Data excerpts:
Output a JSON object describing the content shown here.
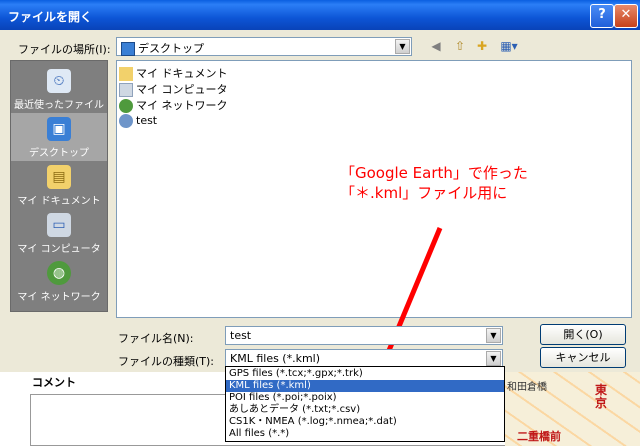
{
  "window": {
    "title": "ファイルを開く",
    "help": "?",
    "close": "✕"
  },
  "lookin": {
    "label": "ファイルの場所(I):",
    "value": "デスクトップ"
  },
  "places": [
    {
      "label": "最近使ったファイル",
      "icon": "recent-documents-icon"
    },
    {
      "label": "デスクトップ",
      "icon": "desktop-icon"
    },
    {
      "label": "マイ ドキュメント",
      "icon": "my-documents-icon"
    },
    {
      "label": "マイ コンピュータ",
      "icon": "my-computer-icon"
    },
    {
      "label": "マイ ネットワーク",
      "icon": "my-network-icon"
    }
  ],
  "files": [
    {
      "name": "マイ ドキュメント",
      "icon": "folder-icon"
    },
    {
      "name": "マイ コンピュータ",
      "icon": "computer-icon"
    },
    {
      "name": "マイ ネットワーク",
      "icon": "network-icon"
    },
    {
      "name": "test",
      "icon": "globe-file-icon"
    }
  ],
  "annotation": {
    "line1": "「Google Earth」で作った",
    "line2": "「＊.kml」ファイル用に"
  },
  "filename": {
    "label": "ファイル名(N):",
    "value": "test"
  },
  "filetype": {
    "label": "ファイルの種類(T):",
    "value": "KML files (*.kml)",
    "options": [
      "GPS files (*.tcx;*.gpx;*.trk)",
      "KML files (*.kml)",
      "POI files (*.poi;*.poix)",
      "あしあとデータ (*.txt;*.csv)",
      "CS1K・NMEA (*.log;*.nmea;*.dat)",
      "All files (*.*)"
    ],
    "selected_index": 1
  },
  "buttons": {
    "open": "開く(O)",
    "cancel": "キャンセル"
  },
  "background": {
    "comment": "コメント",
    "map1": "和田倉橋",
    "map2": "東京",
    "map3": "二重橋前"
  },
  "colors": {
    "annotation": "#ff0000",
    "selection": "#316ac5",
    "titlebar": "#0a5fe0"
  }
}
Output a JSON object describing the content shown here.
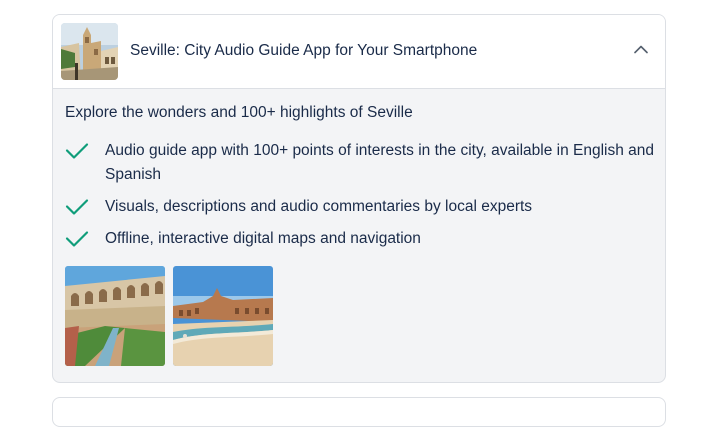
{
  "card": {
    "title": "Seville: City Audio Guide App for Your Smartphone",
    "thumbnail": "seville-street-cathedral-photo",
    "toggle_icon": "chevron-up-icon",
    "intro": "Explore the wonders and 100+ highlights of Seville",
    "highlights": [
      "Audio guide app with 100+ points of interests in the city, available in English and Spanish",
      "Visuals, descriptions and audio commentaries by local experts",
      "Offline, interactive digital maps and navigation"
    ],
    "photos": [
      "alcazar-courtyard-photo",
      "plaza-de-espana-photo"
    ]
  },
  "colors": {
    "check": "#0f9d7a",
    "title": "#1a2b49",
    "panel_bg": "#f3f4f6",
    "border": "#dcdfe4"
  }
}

TASK –
Retype the entries word for word. Omit any images.

RESULT FOR THIS EXERCISE –
Output a JSON object describing the content shown here.
{
  "window": {
    "title": "ファイルを開く",
    "help": "?",
    "close": "✕"
  },
  "lookin": {
    "label": "ファイルの場所(I):",
    "value": "デスクトップ"
  },
  "places": [
    {
      "label": "最近使ったファイル",
      "icon": "recent-documents-icon"
    },
    {
      "label": "デスクトップ",
      "icon": "desktop-icon"
    },
    {
      "label": "マイ ドキュメント",
      "icon": "my-documents-icon"
    },
    {
      "label": "マイ コンピュータ",
      "icon": "my-computer-icon"
    },
    {
      "label": "マイ ネットワーク",
      "icon": "my-network-icon"
    }
  ],
  "files": [
    {
      "name": "マイ ドキュメント",
      "icon": "folder-icon"
    },
    {
      "name": "マイ コンピュータ",
      "icon": "computer-icon"
    },
    {
      "name": "マイ ネットワーク",
      "icon": "network-icon"
    },
    {
      "name": "test",
      "icon": "globe-file-icon"
    }
  ],
  "annotation": {
    "line1": "「Google Earth」で作った",
    "line2": "「＊.kml」ファイル用に"
  },
  "filename": {
    "label": "ファイル名(N):",
    "value": "test"
  },
  "filetype": {
    "label": "ファイルの種類(T):",
    "value": "KML files (*.kml)",
    "options": [
      "GPS files (*.tcx;*.gpx;*.trk)",
      "KML files (*.kml)",
      "POI files (*.poi;*.poix)",
      "あしあとデータ (*.txt;*.csv)",
      "CS1K・NMEA (*.log;*.nmea;*.dat)",
      "All files (*.*)"
    ],
    "selected_index": 1
  },
  "buttons": {
    "open": "開く(O)",
    "cancel": "キャンセル"
  },
  "background": {
    "comment": "コメント",
    "map1": "和田倉橋",
    "map2": "東京",
    "map3": "二重橋前"
  },
  "colors": {
    "annotation": "#ff0000",
    "selection": "#316ac5",
    "titlebar": "#0a5fe0"
  }
}
Output a JSON object describing the content shown here.
{
  "card": {
    "title": "Seville: City Audio Guide App for Your Smartphone",
    "thumbnail": "seville-street-cathedral-photo",
    "toggle_icon": "chevron-up-icon",
    "intro": "Explore the wonders and 100+ highlights of Seville",
    "highlights": [
      "Audio guide app with 100+ points of interests in the city, available in English and Spanish",
      "Visuals, descriptions and audio commentaries by local experts",
      "Offline, interactive digital maps and navigation"
    ],
    "photos": [
      "alcazar-courtyard-photo",
      "plaza-de-espana-photo"
    ]
  },
  "colors": {
    "check": "#0f9d7a",
    "title": "#1a2b49",
    "panel_bg": "#f3f4f6",
    "border": "#dcdfe4"
  }
}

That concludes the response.